### What needs to be done
Your task is to filter the data below down to the lines holding "Applied".

### Extracted material
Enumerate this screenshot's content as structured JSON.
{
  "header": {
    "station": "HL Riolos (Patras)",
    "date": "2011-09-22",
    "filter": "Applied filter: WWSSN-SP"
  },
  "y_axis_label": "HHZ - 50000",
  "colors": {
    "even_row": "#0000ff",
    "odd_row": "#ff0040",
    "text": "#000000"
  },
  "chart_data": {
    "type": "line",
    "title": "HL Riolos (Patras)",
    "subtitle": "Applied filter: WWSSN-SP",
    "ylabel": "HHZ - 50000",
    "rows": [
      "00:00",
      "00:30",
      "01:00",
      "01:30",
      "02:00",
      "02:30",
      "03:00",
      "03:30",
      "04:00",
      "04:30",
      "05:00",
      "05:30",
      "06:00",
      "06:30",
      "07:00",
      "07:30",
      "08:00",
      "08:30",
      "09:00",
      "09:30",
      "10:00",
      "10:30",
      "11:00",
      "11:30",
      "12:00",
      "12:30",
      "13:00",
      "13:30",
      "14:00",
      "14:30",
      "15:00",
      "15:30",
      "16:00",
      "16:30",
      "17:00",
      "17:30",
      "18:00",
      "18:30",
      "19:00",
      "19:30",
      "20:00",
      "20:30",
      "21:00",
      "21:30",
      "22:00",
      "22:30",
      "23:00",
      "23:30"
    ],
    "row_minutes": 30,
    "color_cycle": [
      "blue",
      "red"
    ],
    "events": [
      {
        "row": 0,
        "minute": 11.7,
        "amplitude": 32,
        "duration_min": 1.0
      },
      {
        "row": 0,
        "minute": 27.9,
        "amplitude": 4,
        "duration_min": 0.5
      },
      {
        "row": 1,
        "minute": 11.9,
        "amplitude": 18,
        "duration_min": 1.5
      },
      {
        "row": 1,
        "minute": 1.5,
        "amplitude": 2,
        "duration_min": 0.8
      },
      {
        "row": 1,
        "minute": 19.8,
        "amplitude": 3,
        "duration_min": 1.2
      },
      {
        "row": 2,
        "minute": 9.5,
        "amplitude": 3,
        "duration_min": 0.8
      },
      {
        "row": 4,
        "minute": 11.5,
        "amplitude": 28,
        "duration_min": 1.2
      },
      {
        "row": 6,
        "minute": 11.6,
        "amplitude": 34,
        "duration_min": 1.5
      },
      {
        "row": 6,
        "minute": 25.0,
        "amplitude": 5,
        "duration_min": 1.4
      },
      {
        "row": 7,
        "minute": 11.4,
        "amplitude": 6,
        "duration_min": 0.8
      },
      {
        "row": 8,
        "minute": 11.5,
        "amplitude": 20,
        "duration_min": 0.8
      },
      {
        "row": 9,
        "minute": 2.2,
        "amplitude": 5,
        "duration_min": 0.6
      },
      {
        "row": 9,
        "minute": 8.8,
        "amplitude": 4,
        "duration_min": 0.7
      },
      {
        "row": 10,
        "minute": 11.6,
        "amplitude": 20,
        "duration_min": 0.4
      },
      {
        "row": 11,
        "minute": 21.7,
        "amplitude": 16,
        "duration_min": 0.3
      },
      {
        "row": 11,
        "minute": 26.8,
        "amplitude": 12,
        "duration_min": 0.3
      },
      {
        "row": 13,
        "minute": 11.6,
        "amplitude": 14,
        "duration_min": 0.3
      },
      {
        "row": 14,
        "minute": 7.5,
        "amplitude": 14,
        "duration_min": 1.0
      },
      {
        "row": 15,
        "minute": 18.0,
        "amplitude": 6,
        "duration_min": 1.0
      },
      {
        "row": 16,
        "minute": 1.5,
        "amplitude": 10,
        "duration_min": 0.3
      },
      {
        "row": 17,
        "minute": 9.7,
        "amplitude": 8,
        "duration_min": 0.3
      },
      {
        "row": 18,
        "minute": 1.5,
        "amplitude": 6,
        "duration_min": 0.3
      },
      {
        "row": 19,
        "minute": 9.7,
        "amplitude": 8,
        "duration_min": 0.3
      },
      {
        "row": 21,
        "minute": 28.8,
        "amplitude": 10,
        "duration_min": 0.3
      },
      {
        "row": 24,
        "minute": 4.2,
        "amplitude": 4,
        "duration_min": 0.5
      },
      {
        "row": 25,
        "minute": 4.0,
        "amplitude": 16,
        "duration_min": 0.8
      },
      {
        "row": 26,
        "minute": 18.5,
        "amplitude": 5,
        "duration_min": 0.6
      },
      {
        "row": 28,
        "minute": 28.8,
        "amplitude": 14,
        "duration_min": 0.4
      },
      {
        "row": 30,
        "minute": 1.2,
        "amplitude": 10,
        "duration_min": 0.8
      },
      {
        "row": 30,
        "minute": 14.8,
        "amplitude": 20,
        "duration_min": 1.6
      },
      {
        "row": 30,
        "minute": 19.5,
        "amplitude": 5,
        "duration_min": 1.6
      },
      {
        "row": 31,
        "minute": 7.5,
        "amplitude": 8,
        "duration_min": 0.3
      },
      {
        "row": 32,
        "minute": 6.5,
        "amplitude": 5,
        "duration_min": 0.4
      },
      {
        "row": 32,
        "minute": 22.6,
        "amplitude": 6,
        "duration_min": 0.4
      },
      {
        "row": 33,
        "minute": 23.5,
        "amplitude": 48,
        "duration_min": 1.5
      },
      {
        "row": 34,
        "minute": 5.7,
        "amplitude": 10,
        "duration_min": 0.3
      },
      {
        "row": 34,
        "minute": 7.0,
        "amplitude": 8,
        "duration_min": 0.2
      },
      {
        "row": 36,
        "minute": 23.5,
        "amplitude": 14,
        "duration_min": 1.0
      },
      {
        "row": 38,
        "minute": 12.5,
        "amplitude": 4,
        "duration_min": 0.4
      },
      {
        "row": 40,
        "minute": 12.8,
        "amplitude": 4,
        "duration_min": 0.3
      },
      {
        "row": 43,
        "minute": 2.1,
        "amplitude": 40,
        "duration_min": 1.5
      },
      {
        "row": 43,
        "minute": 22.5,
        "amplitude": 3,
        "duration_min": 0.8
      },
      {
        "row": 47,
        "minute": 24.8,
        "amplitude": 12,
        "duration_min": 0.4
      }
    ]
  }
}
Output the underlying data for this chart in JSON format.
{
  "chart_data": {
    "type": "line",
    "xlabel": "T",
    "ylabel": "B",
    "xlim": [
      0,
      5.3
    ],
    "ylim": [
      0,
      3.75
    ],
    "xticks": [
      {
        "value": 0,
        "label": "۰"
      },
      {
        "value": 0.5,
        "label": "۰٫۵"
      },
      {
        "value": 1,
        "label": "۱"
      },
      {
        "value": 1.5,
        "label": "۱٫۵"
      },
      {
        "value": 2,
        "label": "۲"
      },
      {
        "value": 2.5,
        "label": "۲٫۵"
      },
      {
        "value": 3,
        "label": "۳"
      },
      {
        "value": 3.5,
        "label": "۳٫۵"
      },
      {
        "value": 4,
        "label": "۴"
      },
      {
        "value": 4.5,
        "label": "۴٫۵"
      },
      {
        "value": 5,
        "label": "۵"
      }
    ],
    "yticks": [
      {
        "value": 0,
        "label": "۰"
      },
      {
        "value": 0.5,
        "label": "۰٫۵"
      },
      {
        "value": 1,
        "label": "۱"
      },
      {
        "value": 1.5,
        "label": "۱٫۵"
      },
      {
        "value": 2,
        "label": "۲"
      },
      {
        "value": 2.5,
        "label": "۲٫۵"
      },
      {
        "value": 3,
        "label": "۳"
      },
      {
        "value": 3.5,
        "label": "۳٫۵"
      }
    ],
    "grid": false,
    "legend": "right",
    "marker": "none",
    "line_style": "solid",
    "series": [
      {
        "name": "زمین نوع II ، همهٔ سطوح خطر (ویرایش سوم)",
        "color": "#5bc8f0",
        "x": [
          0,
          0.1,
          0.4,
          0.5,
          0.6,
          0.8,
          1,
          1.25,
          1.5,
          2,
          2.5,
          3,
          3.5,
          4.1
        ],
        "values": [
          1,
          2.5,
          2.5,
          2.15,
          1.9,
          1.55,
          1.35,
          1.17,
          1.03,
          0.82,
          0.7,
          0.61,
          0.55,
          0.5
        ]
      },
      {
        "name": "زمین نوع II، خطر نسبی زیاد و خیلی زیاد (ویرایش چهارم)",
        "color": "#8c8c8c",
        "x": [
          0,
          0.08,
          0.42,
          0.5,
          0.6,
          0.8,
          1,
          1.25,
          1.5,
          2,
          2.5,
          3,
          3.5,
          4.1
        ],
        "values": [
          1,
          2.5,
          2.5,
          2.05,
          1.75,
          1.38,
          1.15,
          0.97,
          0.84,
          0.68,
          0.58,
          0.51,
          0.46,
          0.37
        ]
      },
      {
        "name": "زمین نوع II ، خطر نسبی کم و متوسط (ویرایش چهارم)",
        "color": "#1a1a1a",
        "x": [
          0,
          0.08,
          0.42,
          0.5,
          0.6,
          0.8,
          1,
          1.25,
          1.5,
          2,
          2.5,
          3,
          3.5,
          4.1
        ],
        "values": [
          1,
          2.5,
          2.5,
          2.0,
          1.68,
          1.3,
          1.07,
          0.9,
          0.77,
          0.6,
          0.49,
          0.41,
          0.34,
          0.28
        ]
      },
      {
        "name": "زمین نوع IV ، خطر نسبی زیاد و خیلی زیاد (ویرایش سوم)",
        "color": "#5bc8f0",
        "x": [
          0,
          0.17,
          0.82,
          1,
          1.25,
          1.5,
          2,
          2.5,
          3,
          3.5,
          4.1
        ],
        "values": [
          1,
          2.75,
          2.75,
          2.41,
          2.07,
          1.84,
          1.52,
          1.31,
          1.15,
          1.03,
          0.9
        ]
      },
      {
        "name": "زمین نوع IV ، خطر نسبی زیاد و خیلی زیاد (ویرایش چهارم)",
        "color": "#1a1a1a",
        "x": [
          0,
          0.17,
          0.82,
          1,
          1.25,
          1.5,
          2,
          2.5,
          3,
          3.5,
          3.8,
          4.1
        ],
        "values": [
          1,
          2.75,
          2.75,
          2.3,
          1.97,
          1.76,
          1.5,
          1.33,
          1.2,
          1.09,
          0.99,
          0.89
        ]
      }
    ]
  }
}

### Exercise result
    "filter": "Applied filter: WWSSN-SP"
    "subtitle": "Applied filter: WWSSN-SP",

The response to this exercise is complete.